[AIM OF THE TASK]: Copy out verbatim the lines of the data from the first line through the line containing "- ci-text: 0.03 (−0.01, 0.08): [415, 116, 483, 126]", inclusive.

— START ENTRIES —

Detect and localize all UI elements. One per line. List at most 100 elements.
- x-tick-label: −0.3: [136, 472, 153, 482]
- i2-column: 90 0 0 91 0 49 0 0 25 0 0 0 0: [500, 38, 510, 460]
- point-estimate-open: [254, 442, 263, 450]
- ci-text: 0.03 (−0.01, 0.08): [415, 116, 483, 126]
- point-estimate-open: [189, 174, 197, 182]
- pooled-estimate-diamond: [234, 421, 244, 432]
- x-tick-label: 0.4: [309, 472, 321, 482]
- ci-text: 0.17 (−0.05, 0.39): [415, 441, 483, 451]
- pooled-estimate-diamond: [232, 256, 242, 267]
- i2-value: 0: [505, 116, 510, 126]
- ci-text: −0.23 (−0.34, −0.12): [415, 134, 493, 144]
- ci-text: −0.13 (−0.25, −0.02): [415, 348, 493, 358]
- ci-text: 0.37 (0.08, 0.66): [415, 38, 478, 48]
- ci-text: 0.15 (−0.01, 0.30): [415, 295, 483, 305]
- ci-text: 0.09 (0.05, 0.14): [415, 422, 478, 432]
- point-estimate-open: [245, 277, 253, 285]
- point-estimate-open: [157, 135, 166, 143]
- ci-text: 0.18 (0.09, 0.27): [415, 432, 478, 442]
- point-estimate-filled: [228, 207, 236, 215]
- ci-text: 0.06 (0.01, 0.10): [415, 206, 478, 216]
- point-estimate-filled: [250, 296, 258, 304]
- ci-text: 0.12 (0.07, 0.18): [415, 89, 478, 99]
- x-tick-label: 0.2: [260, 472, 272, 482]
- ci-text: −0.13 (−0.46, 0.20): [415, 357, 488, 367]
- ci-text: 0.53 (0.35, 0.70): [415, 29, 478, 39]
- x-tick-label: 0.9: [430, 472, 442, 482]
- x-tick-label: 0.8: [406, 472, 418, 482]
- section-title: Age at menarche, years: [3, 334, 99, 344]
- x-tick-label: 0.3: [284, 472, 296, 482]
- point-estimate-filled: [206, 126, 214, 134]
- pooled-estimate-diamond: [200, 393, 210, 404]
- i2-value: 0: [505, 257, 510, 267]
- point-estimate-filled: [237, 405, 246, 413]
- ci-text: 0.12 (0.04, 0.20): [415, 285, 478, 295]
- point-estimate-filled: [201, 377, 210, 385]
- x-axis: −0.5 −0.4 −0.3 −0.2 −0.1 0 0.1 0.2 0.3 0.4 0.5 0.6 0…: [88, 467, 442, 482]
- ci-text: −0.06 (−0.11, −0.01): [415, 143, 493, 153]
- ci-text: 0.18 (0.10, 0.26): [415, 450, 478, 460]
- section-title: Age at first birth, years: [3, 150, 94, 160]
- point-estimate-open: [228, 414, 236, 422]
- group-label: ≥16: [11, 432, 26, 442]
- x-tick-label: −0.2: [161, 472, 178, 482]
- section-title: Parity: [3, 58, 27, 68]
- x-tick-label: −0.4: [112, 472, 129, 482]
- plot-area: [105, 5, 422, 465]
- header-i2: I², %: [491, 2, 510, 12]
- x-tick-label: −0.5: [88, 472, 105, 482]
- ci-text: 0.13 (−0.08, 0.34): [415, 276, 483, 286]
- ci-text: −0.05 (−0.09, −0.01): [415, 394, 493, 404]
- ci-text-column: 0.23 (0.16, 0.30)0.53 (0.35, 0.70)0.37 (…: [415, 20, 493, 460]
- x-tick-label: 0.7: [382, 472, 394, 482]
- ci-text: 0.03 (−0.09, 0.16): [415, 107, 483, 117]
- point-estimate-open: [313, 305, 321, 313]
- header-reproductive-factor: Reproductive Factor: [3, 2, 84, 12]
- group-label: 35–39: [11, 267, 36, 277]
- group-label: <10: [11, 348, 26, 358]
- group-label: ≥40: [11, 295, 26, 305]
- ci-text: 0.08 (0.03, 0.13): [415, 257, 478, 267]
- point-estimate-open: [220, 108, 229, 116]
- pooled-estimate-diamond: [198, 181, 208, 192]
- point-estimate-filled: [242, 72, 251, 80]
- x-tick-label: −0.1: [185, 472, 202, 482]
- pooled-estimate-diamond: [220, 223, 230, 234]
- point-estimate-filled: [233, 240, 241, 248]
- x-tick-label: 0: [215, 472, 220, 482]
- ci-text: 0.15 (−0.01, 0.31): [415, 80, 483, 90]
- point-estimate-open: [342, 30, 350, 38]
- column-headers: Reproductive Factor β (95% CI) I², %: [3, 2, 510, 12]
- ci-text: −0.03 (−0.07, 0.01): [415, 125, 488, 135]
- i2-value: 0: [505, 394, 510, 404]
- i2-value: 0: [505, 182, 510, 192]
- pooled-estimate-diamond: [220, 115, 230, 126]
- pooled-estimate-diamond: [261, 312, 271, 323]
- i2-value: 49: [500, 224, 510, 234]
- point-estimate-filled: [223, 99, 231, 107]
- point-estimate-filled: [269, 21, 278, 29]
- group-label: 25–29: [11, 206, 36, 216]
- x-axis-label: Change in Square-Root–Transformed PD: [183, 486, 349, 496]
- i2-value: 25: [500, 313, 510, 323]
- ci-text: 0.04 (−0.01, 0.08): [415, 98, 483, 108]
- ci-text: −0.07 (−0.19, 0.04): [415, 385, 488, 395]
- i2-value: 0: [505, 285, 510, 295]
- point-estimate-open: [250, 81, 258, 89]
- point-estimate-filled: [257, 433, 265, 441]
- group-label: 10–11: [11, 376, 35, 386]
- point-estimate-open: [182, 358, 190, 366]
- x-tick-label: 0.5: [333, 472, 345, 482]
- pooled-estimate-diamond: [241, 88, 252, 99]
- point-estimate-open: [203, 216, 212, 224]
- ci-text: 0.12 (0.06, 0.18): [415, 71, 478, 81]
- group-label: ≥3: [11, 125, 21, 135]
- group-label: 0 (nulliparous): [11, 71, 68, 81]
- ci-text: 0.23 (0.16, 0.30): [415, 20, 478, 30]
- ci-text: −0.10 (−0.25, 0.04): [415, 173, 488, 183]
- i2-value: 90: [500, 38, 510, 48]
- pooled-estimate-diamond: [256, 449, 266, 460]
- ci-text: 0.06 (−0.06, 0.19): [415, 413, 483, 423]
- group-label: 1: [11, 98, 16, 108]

— END ENTRIES —

[SOLUTION TO THE PROBLEM]:
Detect and localize all UI elements. One per line. List at most 100 elements.
- x-tick-label: −0.3: [136, 472, 153, 482]
- i2-column: 90 0 0 91 0 49 0 0 25 0 0 0 0: [500, 38, 510, 460]
- point-estimate-open: [254, 442, 263, 450]
- ci-text: 0.03 (−0.01, 0.08): [415, 116, 483, 126]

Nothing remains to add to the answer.